:: MATERIAL FOR THIS TASK
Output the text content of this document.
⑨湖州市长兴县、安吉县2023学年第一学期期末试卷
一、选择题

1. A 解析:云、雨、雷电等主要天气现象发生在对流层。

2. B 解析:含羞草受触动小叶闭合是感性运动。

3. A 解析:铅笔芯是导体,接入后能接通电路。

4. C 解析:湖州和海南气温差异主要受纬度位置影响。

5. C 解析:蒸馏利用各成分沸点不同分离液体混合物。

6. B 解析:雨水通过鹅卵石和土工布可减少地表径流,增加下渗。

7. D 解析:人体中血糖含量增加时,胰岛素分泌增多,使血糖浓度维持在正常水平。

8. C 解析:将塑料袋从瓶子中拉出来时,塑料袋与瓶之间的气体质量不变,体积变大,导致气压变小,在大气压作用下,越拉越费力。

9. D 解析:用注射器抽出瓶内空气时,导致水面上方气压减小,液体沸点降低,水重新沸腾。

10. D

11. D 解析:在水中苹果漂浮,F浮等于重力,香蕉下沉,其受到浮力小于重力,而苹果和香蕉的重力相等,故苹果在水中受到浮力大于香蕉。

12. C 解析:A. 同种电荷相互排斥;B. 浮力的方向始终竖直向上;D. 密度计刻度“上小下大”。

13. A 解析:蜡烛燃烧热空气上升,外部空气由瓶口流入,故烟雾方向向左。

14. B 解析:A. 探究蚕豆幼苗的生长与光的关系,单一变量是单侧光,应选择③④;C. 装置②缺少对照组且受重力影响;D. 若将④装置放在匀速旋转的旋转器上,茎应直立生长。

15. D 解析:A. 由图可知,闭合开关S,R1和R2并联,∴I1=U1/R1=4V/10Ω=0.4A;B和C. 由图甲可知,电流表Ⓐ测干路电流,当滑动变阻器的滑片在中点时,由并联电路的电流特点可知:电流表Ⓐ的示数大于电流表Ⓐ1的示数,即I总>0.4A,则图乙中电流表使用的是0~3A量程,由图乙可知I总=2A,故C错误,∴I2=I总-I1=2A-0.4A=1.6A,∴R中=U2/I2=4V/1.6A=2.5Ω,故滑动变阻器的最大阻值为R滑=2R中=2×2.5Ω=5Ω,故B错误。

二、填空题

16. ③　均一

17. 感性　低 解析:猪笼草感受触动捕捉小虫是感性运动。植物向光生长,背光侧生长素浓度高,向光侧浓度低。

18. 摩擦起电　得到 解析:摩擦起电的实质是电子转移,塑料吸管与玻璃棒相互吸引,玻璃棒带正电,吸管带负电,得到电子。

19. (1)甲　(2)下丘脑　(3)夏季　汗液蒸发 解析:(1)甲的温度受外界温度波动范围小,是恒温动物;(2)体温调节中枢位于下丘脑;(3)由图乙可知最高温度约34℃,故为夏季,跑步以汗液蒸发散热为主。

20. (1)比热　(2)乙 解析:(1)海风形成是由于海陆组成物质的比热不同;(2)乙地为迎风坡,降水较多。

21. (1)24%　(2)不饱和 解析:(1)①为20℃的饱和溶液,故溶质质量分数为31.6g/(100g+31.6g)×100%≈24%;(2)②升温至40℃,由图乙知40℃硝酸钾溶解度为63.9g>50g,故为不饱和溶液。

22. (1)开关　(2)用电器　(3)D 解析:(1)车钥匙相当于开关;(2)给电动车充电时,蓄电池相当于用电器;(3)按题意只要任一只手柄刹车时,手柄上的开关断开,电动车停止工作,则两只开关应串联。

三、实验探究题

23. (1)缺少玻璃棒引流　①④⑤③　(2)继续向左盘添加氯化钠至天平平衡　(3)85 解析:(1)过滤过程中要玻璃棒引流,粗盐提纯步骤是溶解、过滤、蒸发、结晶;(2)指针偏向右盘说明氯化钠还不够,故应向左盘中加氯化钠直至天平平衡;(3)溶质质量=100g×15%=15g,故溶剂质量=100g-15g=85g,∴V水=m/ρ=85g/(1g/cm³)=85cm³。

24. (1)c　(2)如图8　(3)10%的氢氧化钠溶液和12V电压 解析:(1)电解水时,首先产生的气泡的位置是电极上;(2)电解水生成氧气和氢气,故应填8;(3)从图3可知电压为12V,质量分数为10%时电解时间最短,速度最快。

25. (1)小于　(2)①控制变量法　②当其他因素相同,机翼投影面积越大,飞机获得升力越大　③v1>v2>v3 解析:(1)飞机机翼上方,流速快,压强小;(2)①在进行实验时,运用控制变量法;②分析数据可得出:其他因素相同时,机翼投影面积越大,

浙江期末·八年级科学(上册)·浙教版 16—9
::::
● **GOAL**:
Each entry is to be returned in full, character for character.

● **OUTPUT FOR THIS EXERCISE**:
Output the text content of this document.
⑨湖州市长兴县、安吉县2023学年第一学期期末试卷
一、选择题

1. A 解析:云、雨、雷电等主要天气现象发生在对流层。

2. B 解析:含羞草受触动小叶闭合是感性运动。

3. A 解析:铅笔芯是导体,接入后能接通电路。

4. C 解析:湖州和海南气温差异主要受纬度位置影响。

5. C 解析:蒸馏利用各成分沸点不同分离液体混合物。

6. B 解析:雨水通过鹅卵石和土工布可减少地表径流,增加下渗。

7. D 解析:人体中血糖含量增加时,胰岛素分泌增多,使血糖浓度维持在正常水平。

8. C 解析:将塑料袋从瓶子中拉出来时,塑料袋与瓶之间的气体质量不变,体积变大,导致气压变小,在大气压作用下,越拉越费力。

9. D 解析:用注射器抽出瓶内空气时,导致水面上方气压减小,液体沸点降低,水重新沸腾。

10. D

11. D 解析:在水中苹果漂浮,F浮等于重力,香蕉下沉,其受到浮力小于重力,而苹果和香蕉的重力相等,故苹果在水中受到浮力大于香蕉。

12. C 解析:A. 同种电荷相互排斥;B. 浮力的方向始终竖直向上;D. 密度计刻度“上小下大”。

13. A 解析:蜡烛燃烧热空气上升,外部空气由瓶口流入,故烟雾方向向左。

14. B 解析:A. 探究蚕豆幼苗的生长与光的关系,单一变量是单侧光,应选择③④;C. 装置②缺少对照组且受重力影响;D. 若将④装置放在匀速旋转的旋转器上,茎应直立生长。

15. D 解析:A. 由图可知,闭合开关S,R1和R2并联,∴I1=U1/R1=4V/10Ω=0.4A;B和C. 由图甲可知,电流表Ⓐ测干路电流,当滑动变阻器的滑片在中点时,由并联电路的电流特点可知:电流表Ⓐ的示数大于电流表Ⓐ1的示数,即I总>0.4A,则图乙中电流表使用的是0~3A量程,由图乙可知I总=2A,故C错误,∴I2=I总-I1=2A-0.4A=1.6A,∴R中=U2/I2=4V/1.6A=2.5Ω,故滑动变阻器的最大阻值为R滑=2R中=2×2.5Ω=5Ω,故B错误。

二、填空题

16. ③　均一

17. 感性　低 解析:猪笼草感受触动捕捉小虫是感性运动。植物向光生长,背光侧生长素浓度高,向光侧浓度低。

18. 摩擦起电　得到 解析:摩擦起电的实质是电子转移,塑料吸管与玻璃棒相互吸引,玻璃棒带正电,吸管带负电,得到电子。

19. (1)甲　(2)下丘脑　(3)夏季　汗液蒸发 解析:(1)甲的温度受外界温度波动范围小,是恒温动物;(2)体温调节中枢位于下丘脑;(3)由图乙可知最高温度约34℃,故为夏季,跑步以汗液蒸发散热为主。

20. (1)比热　(2)乙 解析:(1)海风形成是由于海陆组成物质的比热不同;(2)乙地为迎风坡,降水较多。

21. (1)24%　(2)不饱和 解析:(1)①为20℃的饱和溶液,故溶质质量分数为31.6g/(100g+31.6g)×100%≈24%;(2)②升温至40℃,由图乙知40℃硝酸钾溶解度为63.9g>50g,故为不饱和溶液。

22. (1)开关　(2)用电器　(3)D 解析:(1)车钥匙相当于开关;(2)给电动车充电时,蓄电池相当于用电器;(3)按题意只要任一只手柄刹车时,手柄上的开关断开,电动车停止工作,则两只开关应串联。

三、实验探究题

23. (1)缺少玻璃棒引流　①④⑤③　(2)继续向左盘添加氯化钠至天平平衡　(3)85 解析:(1)过滤过程中要玻璃棒引流,粗盐提纯步骤是溶解、过滤、蒸发、结晶;(2)指针偏向右盘说明氯化钠还不够,故应向左盘中加氯化钠直至天平平衡;(3)溶质质量=100g×15%=15g,故溶剂质量=100g-15g=85g,∴V水=m/ρ=85g/(1g/cm³)=85cm³。

24. (1)c　(2)如图8　(3)10%的氢氧化钠溶液和12V电压 解析:(1)电解水时,首先产生的气泡的位置是电极上;(2)电解水生成氧气和氢气,故应填8;(3)从图3可知电压为12V,质量分数为10%时电解时间最短,速度最快。

25. (1)小于　(2)①控制变量法　②当其他因素相同,机翼投影面积越大,飞机获得升力越大　③v1>v2>v3 解析:(1)飞机机翼上方,流速快,压强小;(2)①在进行实验时,运用控制变量法;②分析数据可得出:其他因素相同时,机翼投影面积越大,

浙江期末·八年级科学(上册)·浙教版 16—9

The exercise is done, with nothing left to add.